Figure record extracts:
- - - - -
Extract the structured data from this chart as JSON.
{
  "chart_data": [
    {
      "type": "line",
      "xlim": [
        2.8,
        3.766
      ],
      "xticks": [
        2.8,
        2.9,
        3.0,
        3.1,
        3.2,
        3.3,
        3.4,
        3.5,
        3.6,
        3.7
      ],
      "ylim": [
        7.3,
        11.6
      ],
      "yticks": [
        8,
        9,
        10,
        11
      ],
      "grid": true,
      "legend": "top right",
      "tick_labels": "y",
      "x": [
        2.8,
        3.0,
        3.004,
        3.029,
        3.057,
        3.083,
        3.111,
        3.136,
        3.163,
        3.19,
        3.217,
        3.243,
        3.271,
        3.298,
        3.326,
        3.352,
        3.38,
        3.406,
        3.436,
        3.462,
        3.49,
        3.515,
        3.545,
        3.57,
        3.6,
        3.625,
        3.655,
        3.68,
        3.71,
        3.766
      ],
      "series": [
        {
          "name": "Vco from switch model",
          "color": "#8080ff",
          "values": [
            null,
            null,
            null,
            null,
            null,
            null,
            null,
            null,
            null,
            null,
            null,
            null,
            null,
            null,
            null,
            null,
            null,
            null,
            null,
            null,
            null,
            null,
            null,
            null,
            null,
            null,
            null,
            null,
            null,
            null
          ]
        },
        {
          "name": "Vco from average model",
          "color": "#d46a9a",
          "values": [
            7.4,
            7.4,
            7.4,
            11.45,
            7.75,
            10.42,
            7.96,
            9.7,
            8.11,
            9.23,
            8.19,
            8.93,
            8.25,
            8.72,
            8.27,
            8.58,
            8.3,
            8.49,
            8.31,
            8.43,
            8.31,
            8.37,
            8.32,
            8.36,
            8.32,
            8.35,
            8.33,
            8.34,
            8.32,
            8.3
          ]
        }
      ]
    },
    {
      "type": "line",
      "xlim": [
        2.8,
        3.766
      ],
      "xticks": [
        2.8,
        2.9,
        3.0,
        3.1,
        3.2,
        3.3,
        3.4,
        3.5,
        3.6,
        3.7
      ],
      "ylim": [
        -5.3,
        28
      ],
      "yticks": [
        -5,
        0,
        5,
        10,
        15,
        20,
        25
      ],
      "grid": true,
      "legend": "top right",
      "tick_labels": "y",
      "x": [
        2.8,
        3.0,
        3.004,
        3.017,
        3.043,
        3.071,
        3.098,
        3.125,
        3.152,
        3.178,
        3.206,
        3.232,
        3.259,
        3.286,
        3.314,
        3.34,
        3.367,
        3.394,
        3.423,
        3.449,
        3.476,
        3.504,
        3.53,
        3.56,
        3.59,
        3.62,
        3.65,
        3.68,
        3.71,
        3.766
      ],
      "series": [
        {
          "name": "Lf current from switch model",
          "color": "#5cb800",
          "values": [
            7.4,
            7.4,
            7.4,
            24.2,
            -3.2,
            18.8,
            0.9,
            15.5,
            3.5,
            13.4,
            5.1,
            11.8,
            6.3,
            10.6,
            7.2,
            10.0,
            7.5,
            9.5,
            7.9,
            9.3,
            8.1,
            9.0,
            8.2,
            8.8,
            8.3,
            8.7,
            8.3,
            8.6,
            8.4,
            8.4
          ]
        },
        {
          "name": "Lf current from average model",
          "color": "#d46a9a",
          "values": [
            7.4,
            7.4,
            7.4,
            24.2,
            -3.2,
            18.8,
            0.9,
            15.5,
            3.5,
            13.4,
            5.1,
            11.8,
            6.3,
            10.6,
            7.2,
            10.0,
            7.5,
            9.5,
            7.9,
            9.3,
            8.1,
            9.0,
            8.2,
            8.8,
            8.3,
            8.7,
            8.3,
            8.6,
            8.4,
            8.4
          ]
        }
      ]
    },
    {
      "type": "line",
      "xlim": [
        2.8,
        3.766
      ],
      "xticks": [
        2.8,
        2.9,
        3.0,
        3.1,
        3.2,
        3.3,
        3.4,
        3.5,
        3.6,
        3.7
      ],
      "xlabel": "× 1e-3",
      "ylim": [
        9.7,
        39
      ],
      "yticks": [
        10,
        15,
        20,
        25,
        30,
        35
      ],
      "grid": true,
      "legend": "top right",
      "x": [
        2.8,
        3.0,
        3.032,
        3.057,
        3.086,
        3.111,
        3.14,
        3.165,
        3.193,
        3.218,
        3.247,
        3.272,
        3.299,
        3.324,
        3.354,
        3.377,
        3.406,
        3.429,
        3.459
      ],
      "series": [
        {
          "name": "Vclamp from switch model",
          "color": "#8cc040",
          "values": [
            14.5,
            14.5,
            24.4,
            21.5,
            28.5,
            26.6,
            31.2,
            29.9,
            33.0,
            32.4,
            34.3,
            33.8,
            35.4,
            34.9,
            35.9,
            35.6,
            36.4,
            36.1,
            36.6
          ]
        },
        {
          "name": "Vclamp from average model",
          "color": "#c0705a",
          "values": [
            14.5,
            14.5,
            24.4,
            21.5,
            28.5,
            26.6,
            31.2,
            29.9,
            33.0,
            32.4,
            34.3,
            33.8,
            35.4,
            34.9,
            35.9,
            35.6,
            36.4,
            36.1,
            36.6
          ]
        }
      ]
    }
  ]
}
- - - - -
Your objective ▸ Copy every line from the entries that contains the word "name".

Full response ▸
          "name": "Vco from switch model",
          "name": "Vco from average model",
          "name": "Lf current from switch model",
          "name": "Lf current from average model",
          "name": "Vclamp from switch model",
          "name": "Vclamp from average model",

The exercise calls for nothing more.